*TASK INSTRUCTIONS*. Every line below should be copied exactly; drop the pictures.

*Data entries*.
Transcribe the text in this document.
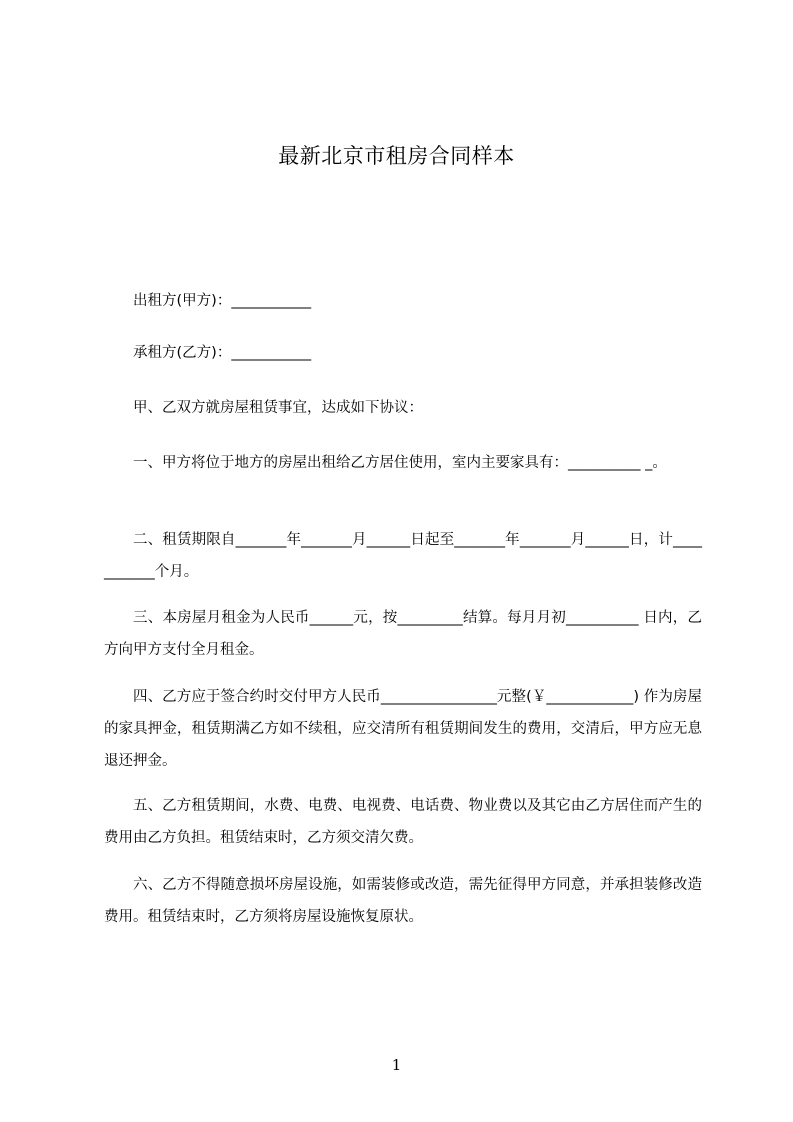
最新北京市租房合同样本
出租方(甲方)：___________
承租方(乙方)：___________
甲、乙双方就房屋租赁事宜，达成如下协议：
一、甲方将位于地方的房屋出租给乙方居住使用，室内主要家具有：__________ _。
二、租赁期限自_______年_______月______日起至_______年_______月______日，计___________个月。
三、本房屋月租金为人民币______元，按_________结算。每月月初__________ 日内，乙方向甲方支付全月租金。
四、乙方应于签合约时交付甲方人民币________________元整(￥____________) 作为房屋的家具押金，租赁期满乙方如不续租，应交清所有租赁期间发生的费用，交清后，甲方应无息退还押金。
五、乙方租赁期间，水费、电费、电视费、电话费、物业费以及其它由乙方居住而产生的费用由乙方负担。租赁结束时，乙方须交清欠费。
六、乙方不得随意损坏房屋设施，如需装修或改造，需先征得甲方同意，并承担装修改造费用。租赁结束时，乙方须将房屋设施恢复原状。
1
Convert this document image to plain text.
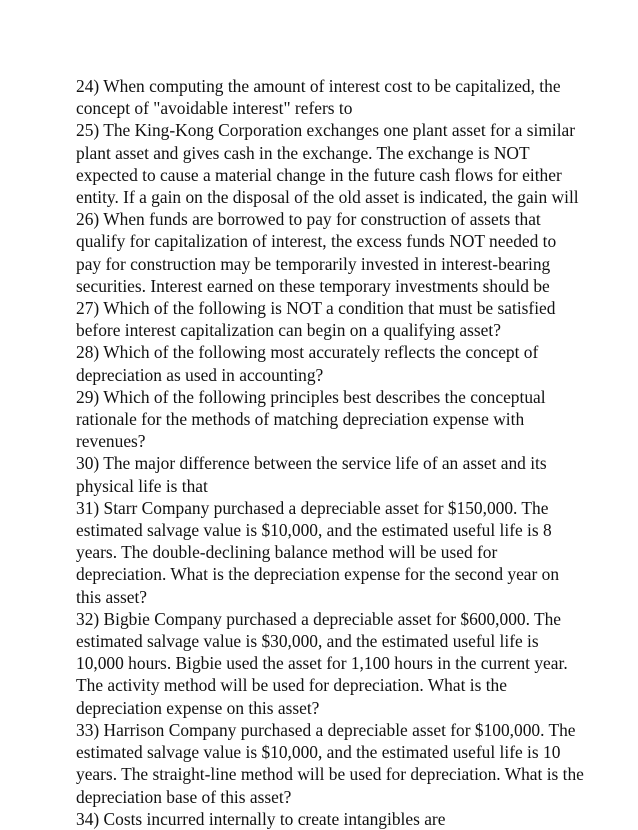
24) When computing the amount of interest cost to be capitalized, the
concept of "avoidable interest" refers to
25) The King-Kong Corporation exchanges one plant asset for a similar
plant asset and gives cash in the exchange. The exchange is NOT
expected to cause a material change in the future cash flows for either
entity. If a gain on the disposal of the old asset is indicated, the gain will
26) When funds are borrowed to pay for construction of assets that
qualify for capitalization of interest, the excess funds NOT needed to
pay for construction may be temporarily invested in interest-bearing
securities. Interest earned on these temporary investments should be
27) Which of the following is NOT a condition that must be satisfied
before interest capitalization can begin on a qualifying asset?
28) Which of the following most accurately reflects the concept of
depreciation as used in accounting?
29) Which of the following principles best describes the conceptual
rationale for the methods of matching depreciation expense with
revenues?
30) The major difference between the service life of an asset and its
physical life is that
31) Starr Company purchased a depreciable asset for $150,000. The
estimated salvage value is $10,000, and the estimated useful life is 8
years. The double-declining balance method will be used for
depreciation. What is the depreciation expense for the second year on
this asset?
32) Bigbie Company purchased a depreciable asset for $600,000. The
estimated salvage value is $30,000, and the estimated useful life is
10,000 hours. Bigbie used the asset for 1,100 hours in the current year.
The activity method will be used for depreciation. What is the
depreciation expense on this asset?
33) Harrison Company purchased a depreciable asset for $100,000. The
estimated salvage value is $10,000, and the estimated useful life is 10
years. The straight-line method will be used for depreciation. What is the
depreciation base of this asset?
34) Costs incurred internally to create intangibles are
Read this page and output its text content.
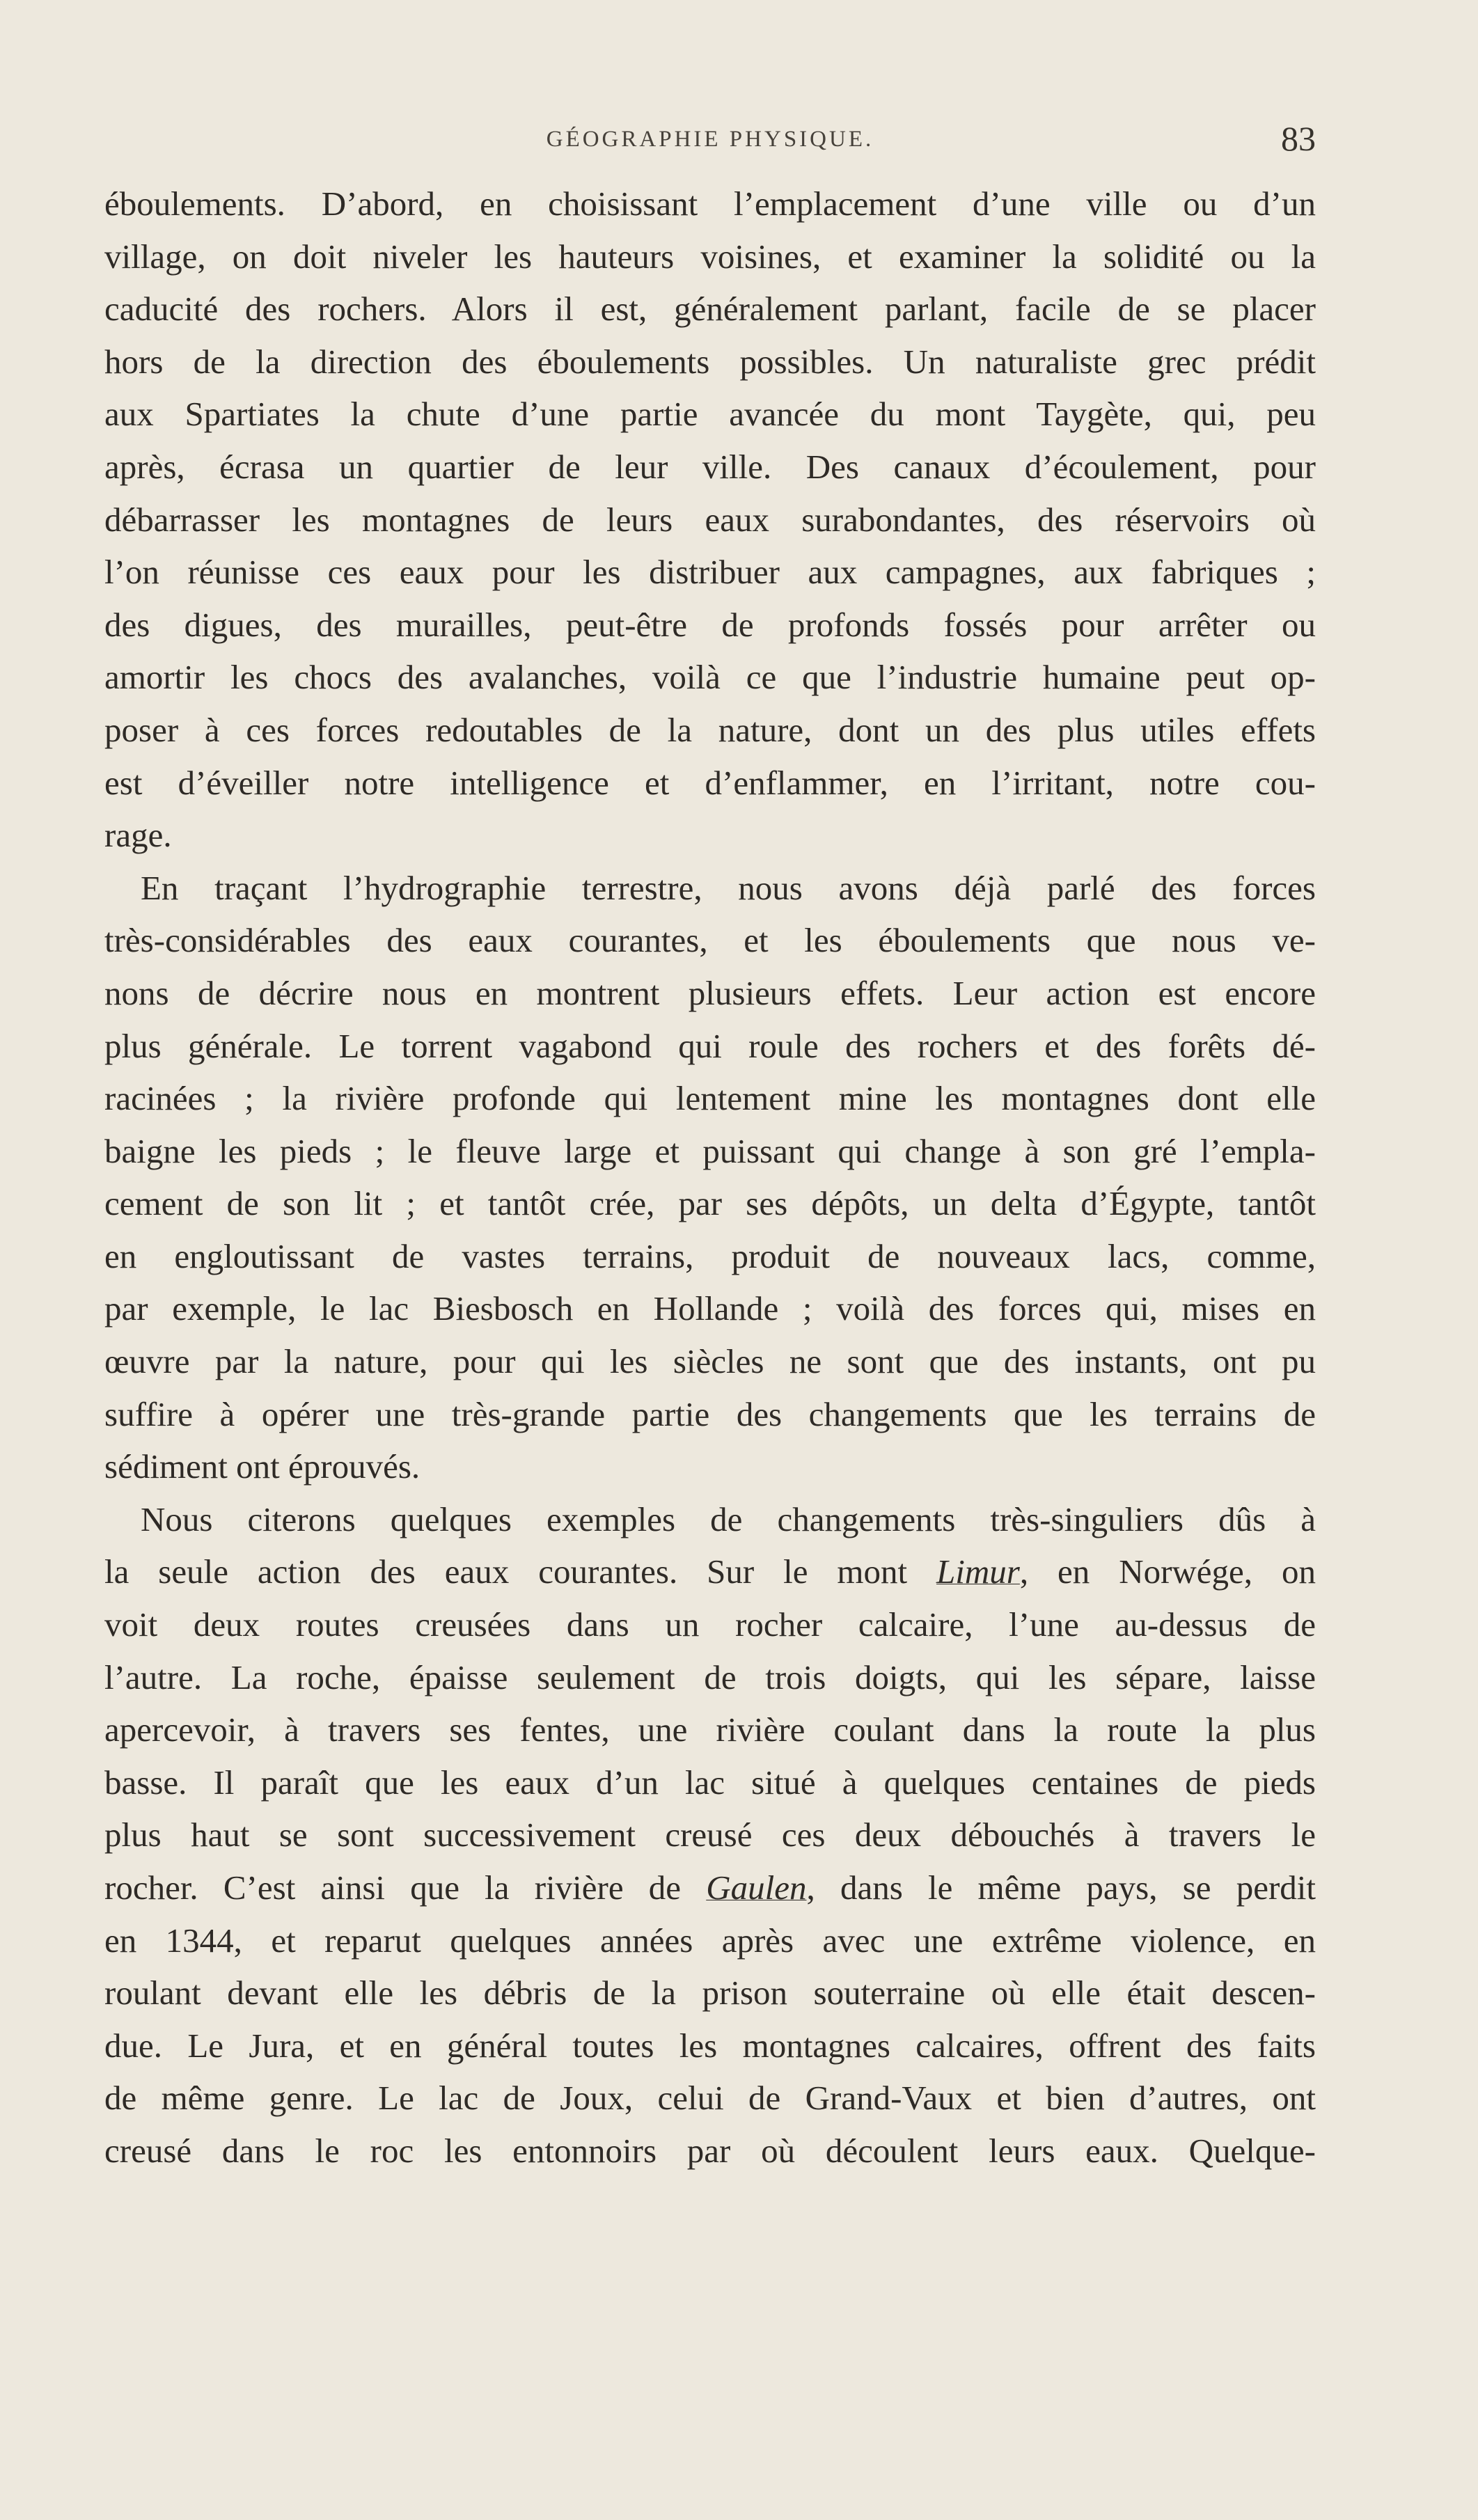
GÉOGRAPHIE PHYSIQUE.	83
éboulements. D’abord, en choisissant l’emplacement d’une ville ou d’un
village, on doit niveler les hauteurs voisines, et examiner la solidité ou la
caducité des rochers. Alors il est, généralement parlant, facile de se placer
hors de la direction des éboulements possibles. Un naturaliste grec prédit
aux Spartiates la chute d’une partie avancée du mont Taygète, qui, peu
après, écrasa un quartier de leur ville. Des canaux d’écoulement, pour
débarrasser les montagnes de leurs eaux surabondantes, des réservoirs où
l’on réunisse ces eaux pour les distribuer aux campagnes, aux fabriques ;
des digues, des murailles, peut-être de profonds fossés pour arrêter ou
amortir les chocs des avalanches, voilà ce que l’industrie humaine peut op-
poser à ces forces redoutables de la nature, dont un des plus utiles effets
est d’éveiller notre intelligence et d’enflammer, en l’irritant, notre cou-
rage.
En traçant l’hydrographie terrestre, nous avons déjà parlé des forces
très-considérables des eaux courantes, et les éboulements que nous ve-
nons de décrire nous en montrent plusieurs effets. Leur action est encore
plus générale. Le torrent vagabond qui roule des rochers et des forêts dé-
racinées ; la rivière profonde qui lentement mine les montagnes dont elle
baigne les pieds ; le fleuve large et puissant qui change à son gré l’empla-
cement de son lit ; et tantôt crée, par ses dépôts, un delta d’Égypte, tantôt
en engloutissant de vastes terrains, produit de nouveaux lacs, comme,
par exemple, le lac Biesbosch en Hollande ; voilà des forces qui, mises en
œuvre par la nature, pour qui les siècles ne sont que des instants, ont pu
suffire à opérer une très-grande partie des changements que les terrains de
sédiment ont éprouvés.
Nous citerons quelques exemples de changements très-singuliers dûs à
la seule action des eaux courantes. Sur le mont Limur, en Norwége, on
voit deux routes creusées dans un rocher calcaire, l’une au-dessus de
l’autre. La roche, épaisse seulement de trois doigts, qui les sépare, laisse
apercevoir, à travers ses fentes, une rivière coulant dans la route la plus
basse. Il paraît que les eaux d’un lac situé à quelques centaines de pieds
plus haut se sont successivement creusé ces deux débouchés à travers le
rocher. C’est ainsi que la rivière de Gaulen, dans le même pays, se perdit
en 1344, et reparut quelques années après avec une extrême violence, en
roulant devant elle les débris de la prison souterraine où elle était descen-
due. Le Jura, et en général toutes les montagnes calcaires, offrent des faits
de même genre. Le lac de Joux, celui de Grand-Vaux et bien d’autres, ont
creusé dans le roc les entonnoirs par où découlent leurs eaux. Quelque-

*SOLUTION*.
Transcribe the text in this document.
最新北京市租房合同样本
出租方(甲方)：___________
承租方(乙方)：___________
甲、乙双方就房屋租赁事宜，达成如下协议：
一、甲方将位于地方的房屋出租给乙方居住使用，室内主要家具有：__________ _。
二、租赁期限自_______年_______月______日起至_______年_______月______日，计___________个月。
三、本房屋月租金为人民币______元，按_________结算。每月月初__________ 日内，乙方向甲方支付全月租金。
四、乙方应于签合约时交付甲方人民币________________元整(￥____________) 作为房屋的家具押金，租赁期满乙方如不续租，应交清所有租赁期间发生的费用，交清后，甲方应无息退还押金。
五、乙方租赁期间，水费、电费、电视费、电话费、物业费以及其它由乙方居住而产生的费用由乙方负担。租赁结束时，乙方须交清欠费。
六、乙方不得随意损坏房屋设施，如需装修或改造，需先征得甲方同意，并承担装修改造费用。租赁结束时，乙方须将房屋设施恢复原状。
1
Convert this document image to plain text.
24) When computing the amount of interest cost to be capitalized, the
concept of "avoidable interest" refers to
25) The King-Kong Corporation exchanges one plant asset for a similar
plant asset and gives cash in the exchange. The exchange is NOT
expected to cause a material change in the future cash flows for either
entity. If a gain on the disposal of the old asset is indicated, the gain will
26) When funds are borrowed to pay for construction of assets that
qualify for capitalization of interest, the excess funds NOT needed to
pay for construction may be temporarily invested in interest-bearing
securities. Interest earned on these temporary investments should be
27) Which of the following is NOT a condition that must be satisfied
before interest capitalization can begin on a qualifying asset?
28) Which of the following most accurately reflects the concept of
depreciation as used in accounting?
29) Which of the following principles best describes the conceptual
rationale for the methods of matching depreciation expense with
revenues?
30) The major difference between the service life of an asset and its
physical life is that
31) Starr Company purchased a depreciable asset for $150,000. The
estimated salvage value is $10,000, and the estimated useful life is 8
years. The double-declining balance method will be used for
depreciation. What is the depreciation expense for the second year on
this asset?
32) Bigbie Company purchased a depreciable asset for $600,000. The
estimated salvage value is $30,000, and the estimated useful life is
10,000 hours. Bigbie used the asset for 1,100 hours in the current year.
The activity method will be used for depreciation. What is the
depreciation expense on this asset?
33) Harrison Company purchased a depreciable asset for $100,000. The
estimated salvage value is $10,000, and the estimated useful life is 10
years. The straight-line method will be used for depreciation. What is the
depreciation base of this asset?
34) Costs incurred internally to create intangibles are
Read this page and output its text content.
GÉOGRAPHIE PHYSIQUE.	83
éboulements. D’abord, en choisissant l’emplacement d’une ville ou d’un
village, on doit niveler les hauteurs voisines, et examiner la solidité ou la
caducité des rochers. Alors il est, généralement parlant, facile de se placer
hors de la direction des éboulements possibles. Un naturaliste grec prédit
aux Spartiates la chute d’une partie avancée du mont Taygète, qui, peu
après, écrasa un quartier de leur ville. Des canaux d’écoulement, pour
débarrasser les montagnes de leurs eaux surabondantes, des réservoirs où
l’on réunisse ces eaux pour les distribuer aux campagnes, aux fabriques ;
des digues, des murailles, peut-être de profonds fossés pour arrêter ou
amortir les chocs des avalanches, voilà ce que l’industrie humaine peut op-
poser à ces forces redoutables de la nature, dont un des plus utiles effets
est d’éveiller notre intelligence et d’enflammer, en l’irritant, notre cou-
rage.
En traçant l’hydrographie terrestre, nous avons déjà parlé des forces
très-considérables des eaux courantes, et les éboulements que nous ve-
nons de décrire nous en montrent plusieurs effets. Leur action est encore
plus générale. Le torrent vagabond qui roule des rochers et des forêts dé-
racinées ; la rivière profonde qui lentement mine les montagnes dont elle
baigne les pieds ; le fleuve large et puissant qui change à son gré l’empla-
cement de son lit ; et tantôt crée, par ses dépôts, un delta d’Égypte, tantôt
en engloutissant de vastes terrains, produit de nouveaux lacs, comme,
par exemple, le lac Biesbosch en Hollande ; voilà des forces qui, mises en
œuvre par la nature, pour qui les siècles ne sont que des instants, ont pu
suffire à opérer une très-grande partie des changements que les terrains de
sédiment ont éprouvés.
Nous citerons quelques exemples de changements très-singuliers dûs à
la seule action des eaux courantes. Sur le mont Limur, en Norwége, on
voit deux routes creusées dans un rocher calcaire, l’une au-dessus de
l’autre. La roche, épaisse seulement de trois doigts, qui les sépare, laisse
apercevoir, à travers ses fentes, une rivière coulant dans la route la plus
basse. Il paraît que les eaux d’un lac situé à quelques centaines de pieds
plus haut se sont successivement creusé ces deux débouchés à travers le
rocher. C’est ainsi que la rivière de Gaulen, dans le même pays, se perdit
en 1344, et reparut quelques années après avec une extrême violence, en
roulant devant elle les débris de la prison souterraine où elle était descen-
due. Le Jura, et en général toutes les montagnes calcaires, offrent des faits
de même genre. Le lac de Joux, celui de Grand-Vaux et bien d’autres, ont
creusé dans le roc les entonnoirs par où découlent leurs eaux. Quelque-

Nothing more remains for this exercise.